Extracted data entries:
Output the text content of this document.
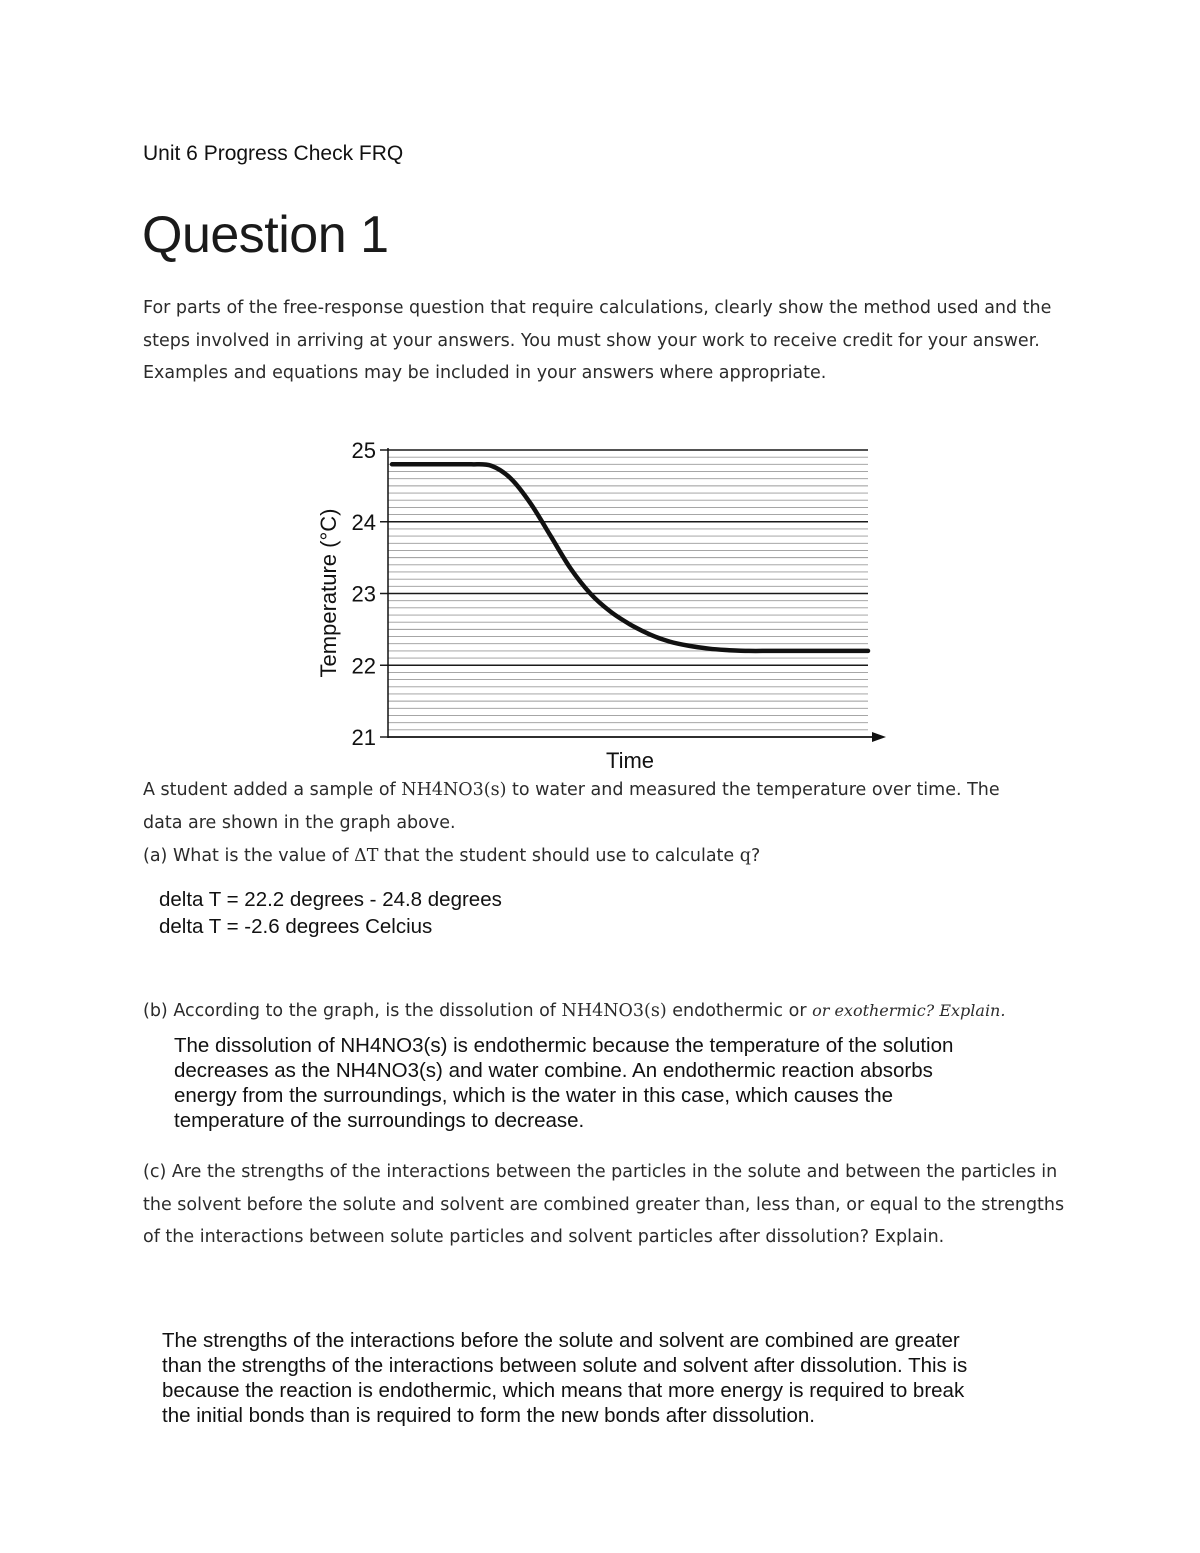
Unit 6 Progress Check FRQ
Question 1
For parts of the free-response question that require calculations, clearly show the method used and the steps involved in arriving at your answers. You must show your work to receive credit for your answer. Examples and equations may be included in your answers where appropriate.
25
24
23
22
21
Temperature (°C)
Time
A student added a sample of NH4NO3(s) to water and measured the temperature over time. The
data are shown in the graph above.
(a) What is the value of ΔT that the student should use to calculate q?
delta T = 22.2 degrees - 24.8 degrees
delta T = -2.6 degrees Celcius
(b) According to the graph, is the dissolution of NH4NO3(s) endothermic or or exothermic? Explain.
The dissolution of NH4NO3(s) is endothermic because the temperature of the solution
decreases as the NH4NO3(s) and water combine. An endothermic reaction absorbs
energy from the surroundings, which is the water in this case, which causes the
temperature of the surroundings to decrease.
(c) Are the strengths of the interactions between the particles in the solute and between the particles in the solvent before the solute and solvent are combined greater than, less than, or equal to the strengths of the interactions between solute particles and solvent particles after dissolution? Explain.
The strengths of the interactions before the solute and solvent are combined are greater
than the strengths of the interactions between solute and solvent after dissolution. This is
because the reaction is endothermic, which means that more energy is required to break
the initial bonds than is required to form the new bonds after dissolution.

» **Written exercise**
All of the records above must be copied exactly, except for the pictures.

» **Solution below**
Output the text content of this document.
Unit 6 Progress Check FRQ
Question 1
For parts of the free-response question that require calculations, clearly show the method used and the steps involved in arriving at your answers. You must show your work to receive credit for your answer. Examples and equations may be included in your answers where appropriate.
25
24
23
22
21
Temperature (°C)
Time
A student added a sample of NH4NO3(s) to water and measured the temperature over time. The
data are shown in the graph above.
(a) What is the value of ΔT that the student should use to calculate q?
delta T = 22.2 degrees - 24.8 degrees
delta T = -2.6 degrees Celcius
(b) According to the graph, is the dissolution of NH4NO3(s) endothermic or or exothermic? Explain.
The dissolution of NH4NO3(s) is endothermic because the temperature of the solution
decreases as the NH4NO3(s) and water combine. An endothermic reaction absorbs
energy from the surroundings, which is the water in this case, which causes the
temperature of the surroundings to decrease.
(c) Are the strengths of the interactions between the particles in the solute and between the particles in the solvent before the solute and solvent are combined greater than, less than, or equal to the strengths of the interactions between solute particles and solvent particles after dissolution? Explain.
The strengths of the interactions before the solute and solvent are combined are greater
than the strengths of the interactions between solute and solvent after dissolution. This is
because the reaction is endothermic, which means that more energy is required to break
the initial bonds than is required to form the new bonds after dissolution.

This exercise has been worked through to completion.